Bring together all lines of the material below that contain the string "CoffeeScript".

#### Records provided
──────────
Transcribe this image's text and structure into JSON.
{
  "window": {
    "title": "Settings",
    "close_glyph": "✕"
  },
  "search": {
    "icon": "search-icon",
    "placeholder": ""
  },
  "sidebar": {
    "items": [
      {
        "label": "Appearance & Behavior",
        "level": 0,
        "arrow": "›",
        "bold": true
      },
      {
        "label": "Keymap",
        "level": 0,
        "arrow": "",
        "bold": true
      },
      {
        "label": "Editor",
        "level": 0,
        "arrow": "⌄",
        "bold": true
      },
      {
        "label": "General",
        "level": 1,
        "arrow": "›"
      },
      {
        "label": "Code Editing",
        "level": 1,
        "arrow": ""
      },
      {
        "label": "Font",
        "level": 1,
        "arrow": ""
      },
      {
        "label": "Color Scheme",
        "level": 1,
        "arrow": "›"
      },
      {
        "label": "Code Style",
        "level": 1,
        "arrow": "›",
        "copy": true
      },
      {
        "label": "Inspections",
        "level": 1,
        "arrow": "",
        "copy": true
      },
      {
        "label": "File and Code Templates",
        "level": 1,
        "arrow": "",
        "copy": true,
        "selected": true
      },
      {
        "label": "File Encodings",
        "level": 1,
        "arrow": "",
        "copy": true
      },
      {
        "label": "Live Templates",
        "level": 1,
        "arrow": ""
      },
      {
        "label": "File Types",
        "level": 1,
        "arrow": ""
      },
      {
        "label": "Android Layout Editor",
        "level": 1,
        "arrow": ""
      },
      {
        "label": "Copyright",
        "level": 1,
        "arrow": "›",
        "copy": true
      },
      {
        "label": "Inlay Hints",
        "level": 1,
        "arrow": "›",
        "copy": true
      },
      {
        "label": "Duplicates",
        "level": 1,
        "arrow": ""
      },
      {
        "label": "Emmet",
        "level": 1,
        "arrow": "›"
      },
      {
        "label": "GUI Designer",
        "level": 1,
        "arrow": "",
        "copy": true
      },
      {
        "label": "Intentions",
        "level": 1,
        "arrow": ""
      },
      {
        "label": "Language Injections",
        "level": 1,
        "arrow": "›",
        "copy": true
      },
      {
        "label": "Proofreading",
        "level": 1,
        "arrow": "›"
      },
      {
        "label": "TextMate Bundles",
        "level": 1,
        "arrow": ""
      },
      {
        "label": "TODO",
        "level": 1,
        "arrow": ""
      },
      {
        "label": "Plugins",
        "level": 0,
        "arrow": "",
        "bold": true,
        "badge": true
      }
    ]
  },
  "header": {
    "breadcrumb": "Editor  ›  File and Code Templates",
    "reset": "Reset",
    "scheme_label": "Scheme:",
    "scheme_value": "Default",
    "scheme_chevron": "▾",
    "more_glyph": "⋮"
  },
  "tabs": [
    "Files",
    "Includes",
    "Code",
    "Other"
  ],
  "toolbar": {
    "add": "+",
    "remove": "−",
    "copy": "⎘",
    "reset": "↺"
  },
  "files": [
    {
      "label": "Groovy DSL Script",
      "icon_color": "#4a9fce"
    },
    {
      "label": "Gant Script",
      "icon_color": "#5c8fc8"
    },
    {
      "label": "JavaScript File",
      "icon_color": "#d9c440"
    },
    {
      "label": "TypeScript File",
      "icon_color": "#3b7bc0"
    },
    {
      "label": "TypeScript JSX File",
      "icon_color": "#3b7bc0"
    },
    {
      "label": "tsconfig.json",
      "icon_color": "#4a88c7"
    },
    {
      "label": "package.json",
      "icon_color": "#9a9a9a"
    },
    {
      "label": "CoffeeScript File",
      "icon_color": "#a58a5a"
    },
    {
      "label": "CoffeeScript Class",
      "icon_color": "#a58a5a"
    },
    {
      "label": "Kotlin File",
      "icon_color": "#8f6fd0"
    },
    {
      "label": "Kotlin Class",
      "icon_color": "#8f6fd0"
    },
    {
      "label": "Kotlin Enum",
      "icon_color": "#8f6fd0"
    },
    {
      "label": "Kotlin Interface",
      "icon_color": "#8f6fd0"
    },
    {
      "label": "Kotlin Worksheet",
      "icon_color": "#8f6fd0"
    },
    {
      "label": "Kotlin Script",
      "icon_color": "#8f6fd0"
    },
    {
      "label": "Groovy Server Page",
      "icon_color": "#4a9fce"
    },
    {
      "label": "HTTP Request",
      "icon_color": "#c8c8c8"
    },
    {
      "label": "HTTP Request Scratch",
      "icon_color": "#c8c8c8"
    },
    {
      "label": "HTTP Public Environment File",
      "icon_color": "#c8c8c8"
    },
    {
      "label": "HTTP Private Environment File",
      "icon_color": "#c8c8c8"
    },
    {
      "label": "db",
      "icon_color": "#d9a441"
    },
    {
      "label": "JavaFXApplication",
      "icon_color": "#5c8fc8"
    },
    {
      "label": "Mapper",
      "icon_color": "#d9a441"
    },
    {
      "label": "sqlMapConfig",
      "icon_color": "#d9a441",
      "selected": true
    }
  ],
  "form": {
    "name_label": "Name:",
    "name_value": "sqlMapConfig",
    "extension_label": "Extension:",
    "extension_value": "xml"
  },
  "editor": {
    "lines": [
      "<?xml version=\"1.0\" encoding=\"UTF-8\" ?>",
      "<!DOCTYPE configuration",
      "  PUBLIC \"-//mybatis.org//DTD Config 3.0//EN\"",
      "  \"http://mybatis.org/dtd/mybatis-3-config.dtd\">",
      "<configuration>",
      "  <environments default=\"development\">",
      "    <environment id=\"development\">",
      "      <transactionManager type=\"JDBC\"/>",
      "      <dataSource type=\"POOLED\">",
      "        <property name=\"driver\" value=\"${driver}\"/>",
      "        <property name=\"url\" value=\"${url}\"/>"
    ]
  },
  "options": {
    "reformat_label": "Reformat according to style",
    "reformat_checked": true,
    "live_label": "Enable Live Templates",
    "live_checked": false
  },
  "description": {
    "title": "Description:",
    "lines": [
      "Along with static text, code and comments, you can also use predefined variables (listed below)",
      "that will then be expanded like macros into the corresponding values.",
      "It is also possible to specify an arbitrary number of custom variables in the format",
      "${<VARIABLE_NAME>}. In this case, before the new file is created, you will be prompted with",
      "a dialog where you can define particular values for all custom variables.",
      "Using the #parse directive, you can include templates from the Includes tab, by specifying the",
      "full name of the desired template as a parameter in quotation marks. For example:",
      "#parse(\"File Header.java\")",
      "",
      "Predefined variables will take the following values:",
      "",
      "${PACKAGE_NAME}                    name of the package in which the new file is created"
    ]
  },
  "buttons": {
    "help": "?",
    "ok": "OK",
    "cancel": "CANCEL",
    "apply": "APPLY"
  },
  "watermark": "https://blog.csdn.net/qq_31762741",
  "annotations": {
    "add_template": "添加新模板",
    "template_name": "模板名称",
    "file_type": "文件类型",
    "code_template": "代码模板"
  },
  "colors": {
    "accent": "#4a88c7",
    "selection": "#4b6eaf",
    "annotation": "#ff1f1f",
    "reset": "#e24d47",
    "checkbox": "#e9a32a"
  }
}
──────────
#### Response
      "label": "CoffeeScript File",
      "label": "CoffeeScript Class",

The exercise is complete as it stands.